> **Input material**:
* * * * * * *

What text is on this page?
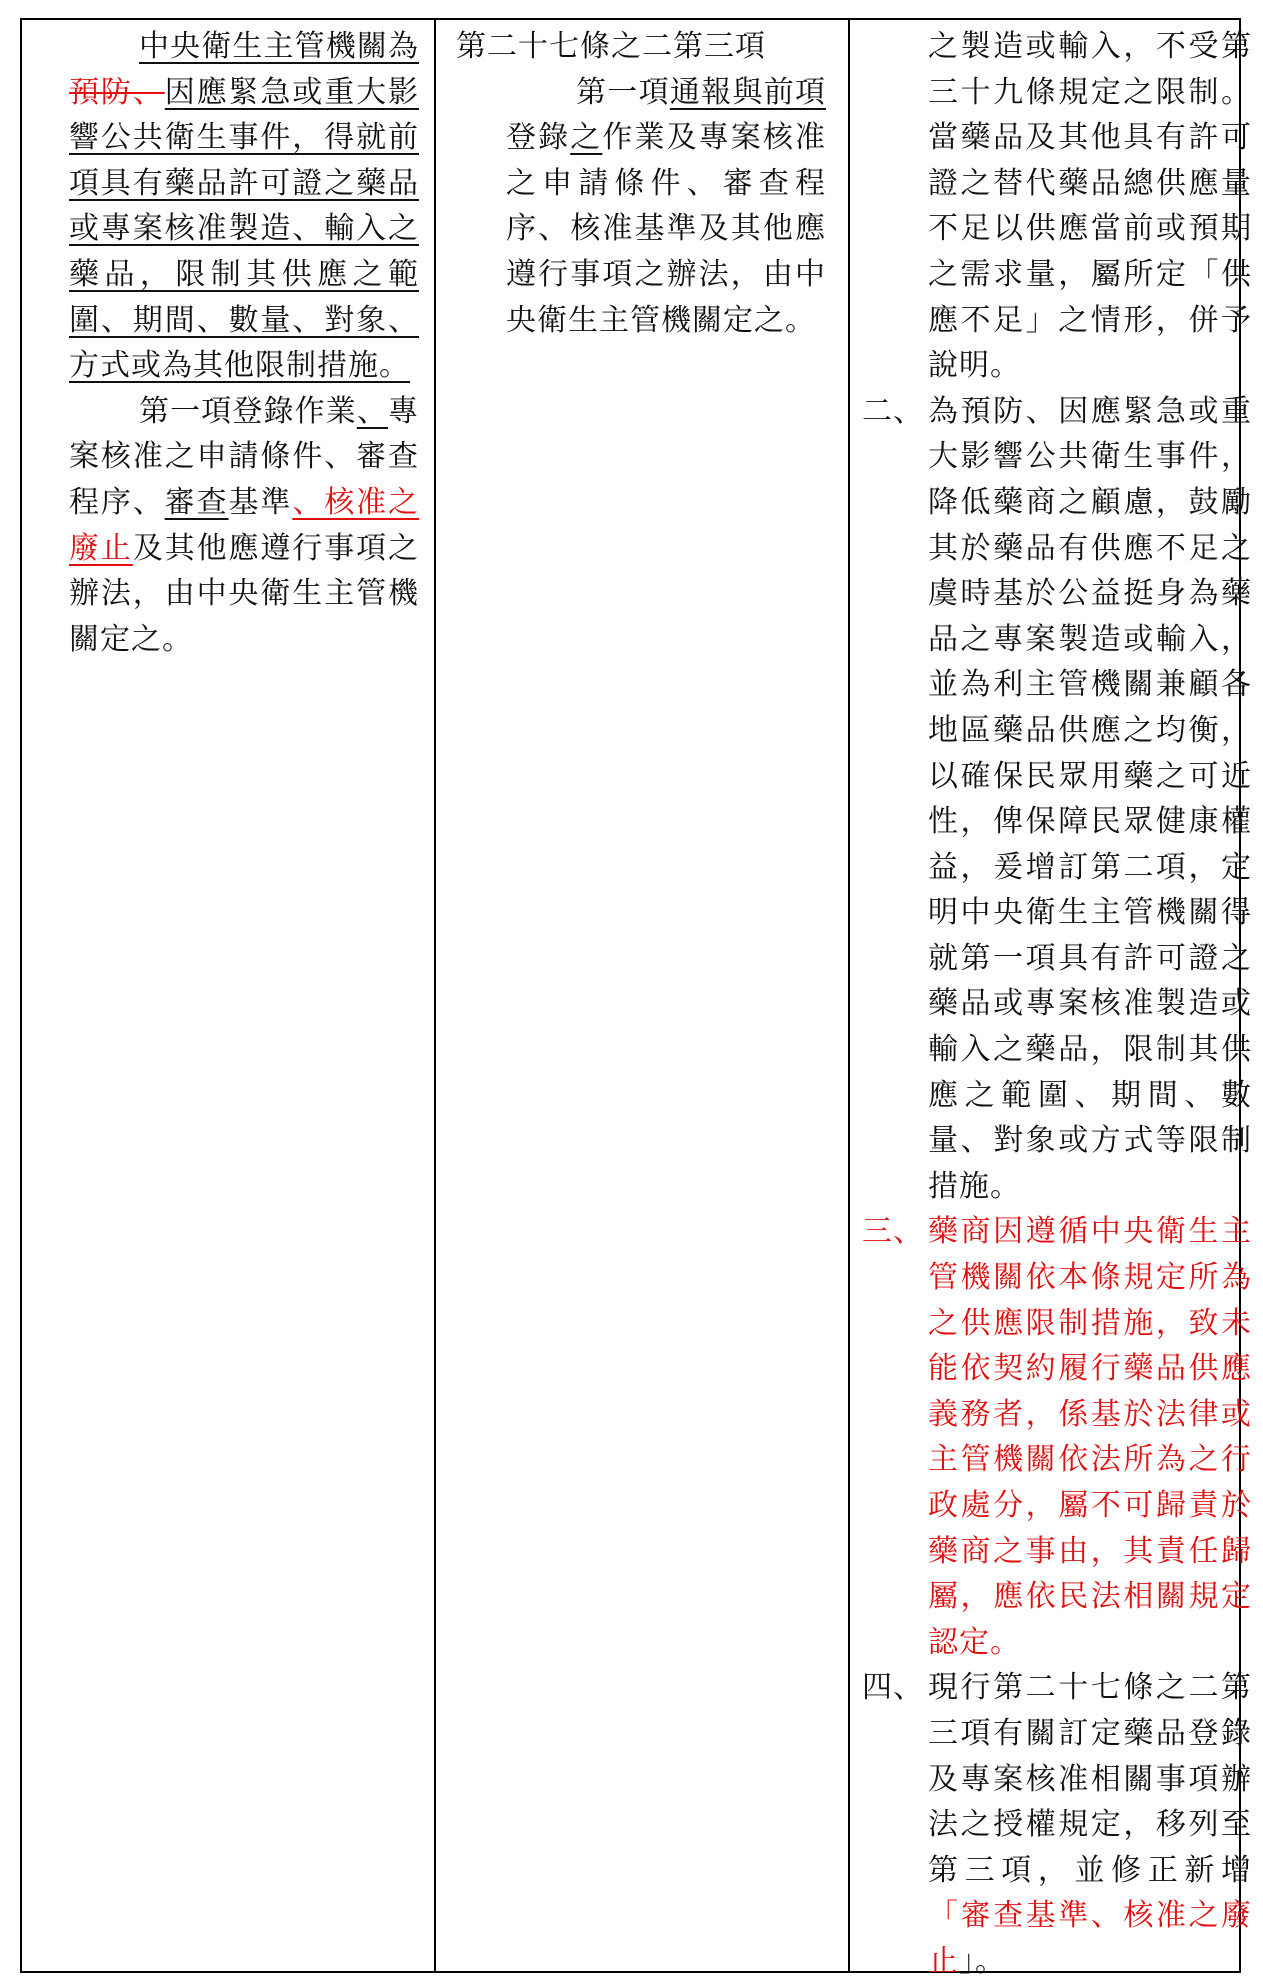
中央衛生主管機關為預防、因應緊急或重大影響公共衛生事件，得就前項具有藥品許可證之藥品或專案核准製造、輸入之藥品，限制其供應之範圍、期間、數量、對象、方式或為其他限制措施。

第一項登錄作業、專案核准之申請條件、審查程序、審查基準、核准之廢止及其他應遵行事項之辦法，由中央衛生主管機關定之。

第二十七條之二第三項

第一項通報與前項登錄之作業及專案核准之申請條件、審查程序、核准基準及其他應遵行事項之辦法，由中央衛生主管機關定之。

之製造或輸入，不受第三十九條規定之限制。當藥品及其他具有許可證之替代藥品總供應量不足以供應當前或預期之需求量，屬所定「供應不足」之情形，併予說明。

二、 為預防、因應緊急或重大影響公共衛生事件，降低藥商之顧慮，鼓勵其於藥品有供應不足之虞時基於公益挺身為藥品之專案製造或輸入，並為利主管機關兼顧各地區藥品供應之均衡，以確保民眾用藥之可近性，俾保障民眾健康權益，爰增訂第二項，定明中央衛生主管機關得就第一項具有許可證之藥品或專案核准製造或輸入之藥品，限制其供應之範圍、期間、數量、對象或方式等限制措施。
三、 藥商因遵循中央衛生主管機關依本條規定所為之供應限制措施，致未能依契約履行藥品供應義務者，係基於法律或主管機關依法所為之行政處分，屬不可歸責於藥商之事由，其責任歸屬，應依民法相關規定認定。
四、 現行第二十七條之二第三項有關訂定藥品登錄及專案核准相關事項辦法之授權規定，移列至第三項，並修正新增「審查基準、核准之廢止」。
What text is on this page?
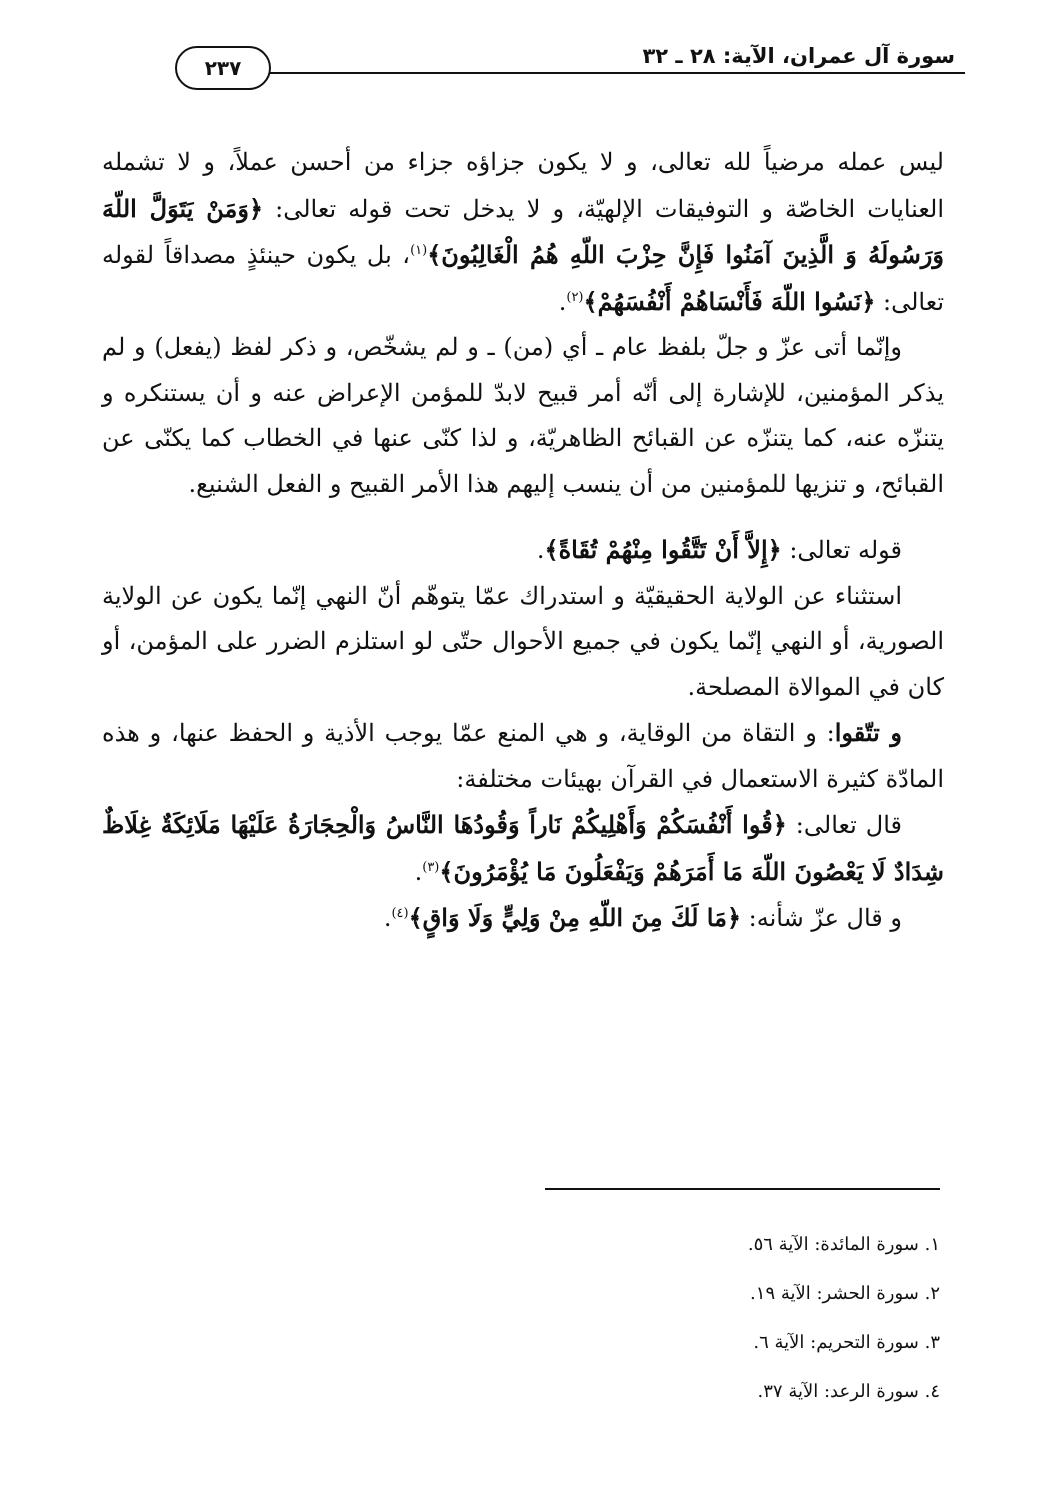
سورة آل عمران، الآية: ٢٨ ـ ٣٢
٢٣٧

ليس عمله مرضياً لله تعالى، و لا يكون جزاؤه جزاء من أحسن عملاً، و لا تشمله العنايات الخاصّة و التوفيقات الإلهيّة، و لا يدخل تحت قوله تعالى: ﴿وَمَنْ يَتَوَلَّ اللّهَ وَرَسُولَهُ وَ الَّذِينَ آمَنُوا فَإِنَّ حِزْبَ اللّهِ هُمُ الْغَالِبُونَ﴾$^{(١)}$، بل يكون حينئذٍ مصداقاً لقوله تعالى: ﴿نَسُوا اللّهَ فَأَنْسَاهُمْ أَنْفُسَهُمْ﴾$^{(٢)}$.

وإنّما أتى عزّ و جلّ بلفظ عام ـ أي (من) ـ و لم يشخّص، و ذكر لفظ (يفعل) و لم يذكر المؤمنين، للإشارة إلى أنّه أمر قبيح لابدّ للمؤمن الإعراض عنه و أن يستنكره و يتنزّه عنه، كما يتنزّه عن القبائح الظاهريّة، و لذا كنّى عنها في الخطاب كما يكنّى عن القبائح، و تنزيها للمؤمنين من أن ينسب إليهم هذا الأمر القبيح و الفعل الشنيع.

قوله تعالى: ﴿إِلاَّ أَنْ تَتَّقُوا مِنْهُمْ تُقَاةً﴾.

استثناء عن الولاية الحقيقيّة و استدراك عمّا يتوهّم أنّ النهي إنّما يكون عن الولاية الصورية، أو النهي إنّما يكون في جميع الأحوال حتّى لو استلزم الضرر على المؤمن، أو كان في الموالاة المصلحة.

و تتّقوا: و التقاة من الوقاية، و هي المنع عمّا يوجب الأذية و الحفظ عنها، و هذه المادّة كثيرة الاستعمال في القرآن بهيئات مختلفة:

قال تعالى: ﴿قُوا أَنْفُسَكُمْ وَأَهْلِيكُمْ نَاراً وَقُودُهَا النَّاسُ وَالْحِجَارَةُ عَلَيْهَا مَلَائِكَةٌ غِلَاظٌ شِدَادٌ لَا يَعْصُونَ اللّهَ مَا أَمَرَهُمْ وَيَفْعَلُونَ مَا يُؤْمَرُونَ﴾$^{(٣)}$.

و قال عزّ شأنه: ﴿مَا لَكَ مِنَ اللّهِ مِنْ وَلِيٍّ وَلَا وَاقٍ﴾$^{(٤)}$.

١. سورة المائدة: الآية ٥٦.
٢. سورة الحشر: الآية ١٩.
٣. سورة التحريم: الآية ٦.
٤. سورة الرعد: الآية ٣٧.
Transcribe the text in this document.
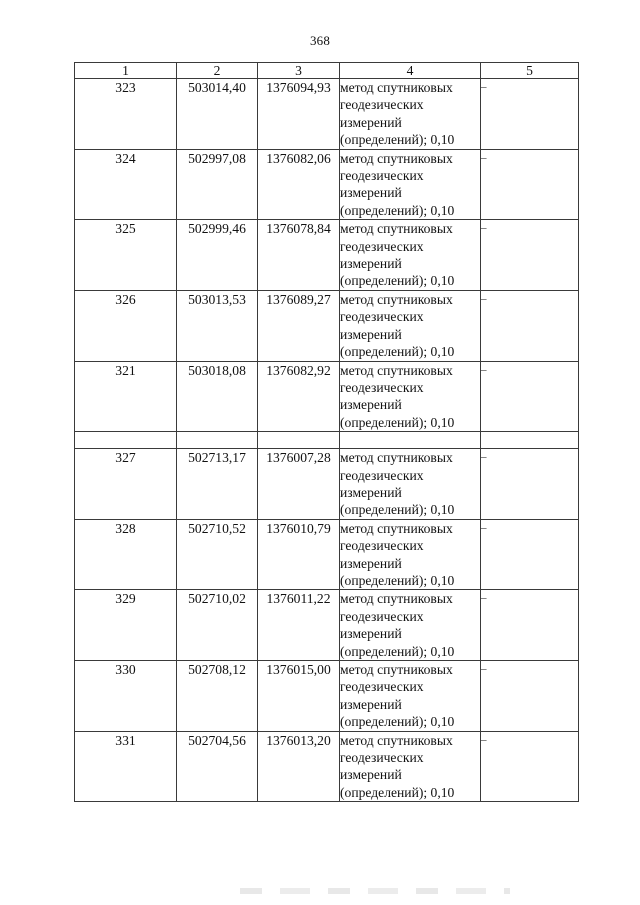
368
1	2	3	4	5
323	503014,40	1376094,93	метод спутниковых
геодезических
измерений
(определений); 0,10	–
324	502997,08	1376082,06	метод спутниковых
геодезических
измерений
(определений); 0,10	–
325	502999,46	1376078,84	метод спутниковых
геодезических
измерений
(определений); 0,10	–
326	503013,53	1376089,27	метод спутниковых
геодезических
измерений
(определений); 0,10	–
321	503018,08	1376082,92	метод спутниковых
геодезических
измерений
(определений); 0,10	–

327	502713,17	1376007,28	метод спутниковых
геодезических
измерений
(определений); 0,10	–
328	502710,52	1376010,79	метод спутниковых
геодезических
измерений
(определений); 0,10	–
329	502710,02	1376011,22	метод спутниковых
геодезических
измерений
(определений); 0,10	–
330	502708,12	1376015,00	метод спутниковых
геодезических
измерений
(определений); 0,10	–
331	502704,56	1376013,20	метод спутниковых
геодезических
измерений
(определений); 0,10	–
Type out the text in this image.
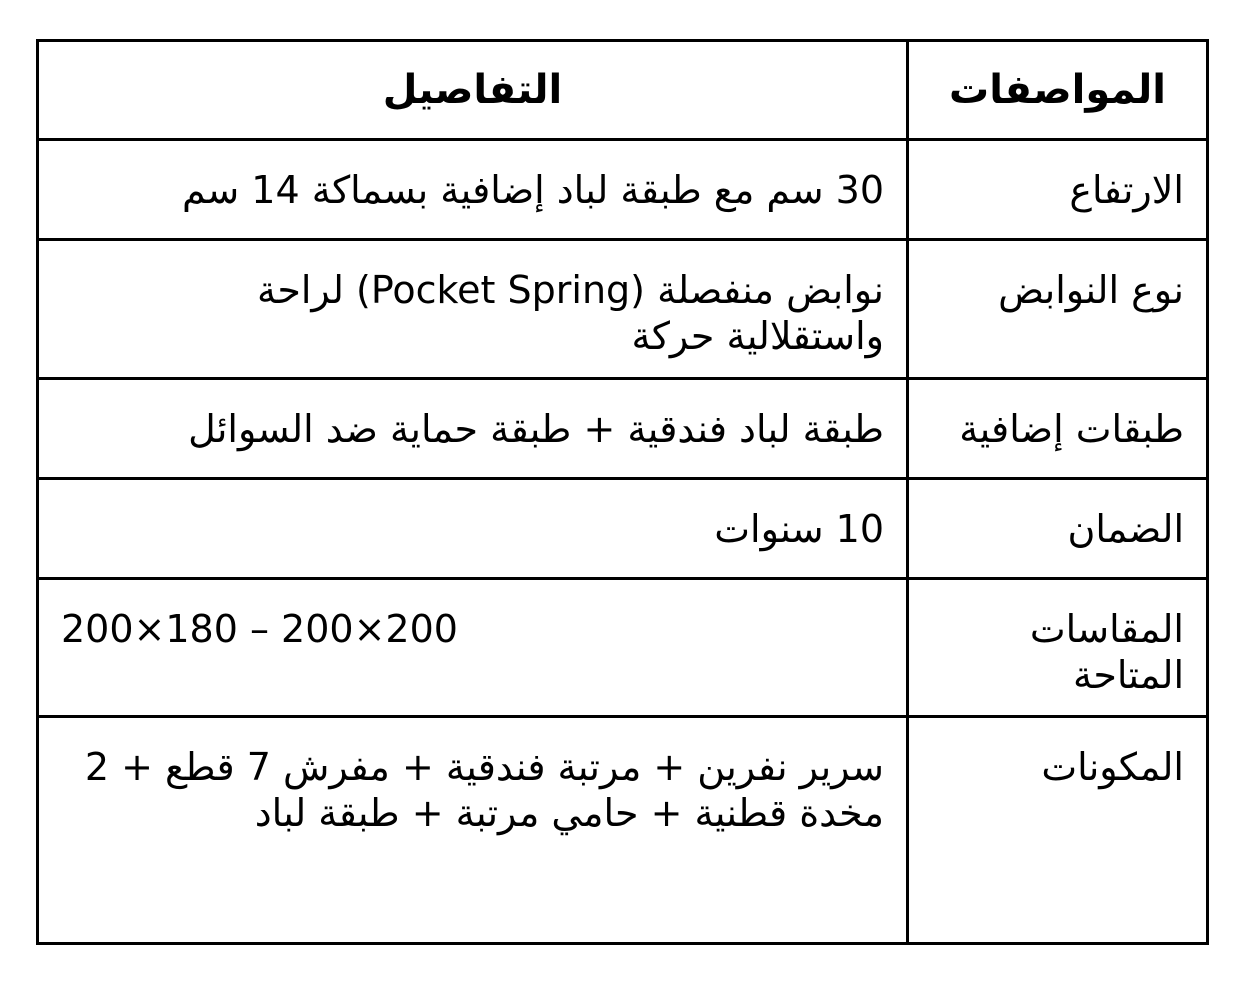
المواصفات	التفاصيل

الارتفاع	30 سم مع طبقة لباد إضافية بسماكة 14 سم

نوع النوابض	نوابض منفصلة (Pocket Spring) لراحة واستقلالية حركة

طبقات إضافية	طبقة لباد فندقية + طبقة حماية ضد السوائل

الضمان	10 سنوات

المقاسات المتاحة	200×180 – 200×200

المكونات	سرير نفرين + مرتبة فندقية + مفرش 7 قطع + 2 مخدة قطنية + حامي مرتبة + طبقة لباد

* * * * * * *

> **Required task**:
List each line holding the string "تعالى".

> **Written solution**:
ليس عمله مرضياً لله تعالى، و لا يكون جزاؤه جزاء من أحسن عملاً، و لا تشمله العنايات الخاصّة و التوفيقات الإلهيّة، و لا يدخل تحت قوله تعالى: ﴿وَمَنْ يَتَوَلَّ اللّهَ وَرَسُولَهُ وَ الَّذِينَ آمَنُوا فَإِنَّ حِزْبَ اللّهِ هُمُ الْغَالِبُونَ﴾$^{(١)}$، بل يكون حينئذٍ مصداقاً لقوله تعالى: ﴿نَسُوا اللّهَ فَأَنْسَاهُمْ أَنْفُسَهُمْ﴾$^{(٢)}$.
قوله تعالى: ﴿إِلاَّ أَنْ تَتَّقُوا مِنْهُمْ تُقَاةً﴾.
قال تعالى: ﴿قُوا أَنْفُسَكُمْ وَأَهْلِيكُمْ نَاراً وَقُودُهَا النَّاسُ وَالْحِجَارَةُ عَلَيْهَا مَلَائِكَةٌ غِلَاظٌ شِدَادٌ لَا يَعْصُونَ اللّهَ مَا أَمَرَهُمْ وَيَفْعَلُونَ مَا يُؤْمَرُونَ﴾$^{(٣)}$.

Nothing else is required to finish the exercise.